**Directions for this task**
Would you set down every entry shown below, precisely as written?

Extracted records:
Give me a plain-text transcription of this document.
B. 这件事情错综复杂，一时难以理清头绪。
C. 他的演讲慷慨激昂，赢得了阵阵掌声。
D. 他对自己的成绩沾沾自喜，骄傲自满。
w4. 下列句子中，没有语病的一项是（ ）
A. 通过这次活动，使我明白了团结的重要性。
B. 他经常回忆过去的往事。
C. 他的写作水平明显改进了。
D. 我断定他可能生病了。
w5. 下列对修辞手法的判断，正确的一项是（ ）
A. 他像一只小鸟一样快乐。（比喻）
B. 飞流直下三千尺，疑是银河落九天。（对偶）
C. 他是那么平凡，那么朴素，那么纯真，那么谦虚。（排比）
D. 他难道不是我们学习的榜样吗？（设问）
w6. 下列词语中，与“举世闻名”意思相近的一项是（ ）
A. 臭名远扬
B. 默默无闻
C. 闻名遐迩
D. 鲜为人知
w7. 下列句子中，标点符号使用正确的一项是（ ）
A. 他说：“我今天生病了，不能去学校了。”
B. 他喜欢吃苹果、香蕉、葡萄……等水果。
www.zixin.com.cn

**Exercise solution**
Give me a plain-text transcription of this document.
B. 这件事情错综复杂，一时难以理清头绪。
C. 他的演讲慷慨激昂，赢得了阵阵掌声。
D. 他对自己的成绩沾沾自喜，骄傲自满。
w4. 下列句子中，没有语病的一项是（ ）
A. 通过这次活动，使我明白了团结的重要性。
B. 他经常回忆过去的往事。
C. 他的写作水平明显改进了。
D. 我断定他可能生病了。
w5. 下列对修辞手法的判断，正确的一项是（ ）
A. 他像一只小鸟一样快乐。（比喻）
B. 飞流直下三千尺，疑是银河落九天。（对偶）
C. 他是那么平凡，那么朴素，那么纯真，那么谦虚。（排比）
D. 他难道不是我们学习的榜样吗？（设问）
w6. 下列词语中，与“举世闻名”意思相近的一项是（ ）
A. 臭名远扬
B. 默默无闻
C. 闻名遐迩
D. 鲜为人知
w7. 下列句子中，标点符号使用正确的一项是（ ）
A. 他说：“我今天生病了，不能去学校了。”
B. 他喜欢吃苹果、香蕉、葡萄……等水果。
www.zixin.com.cn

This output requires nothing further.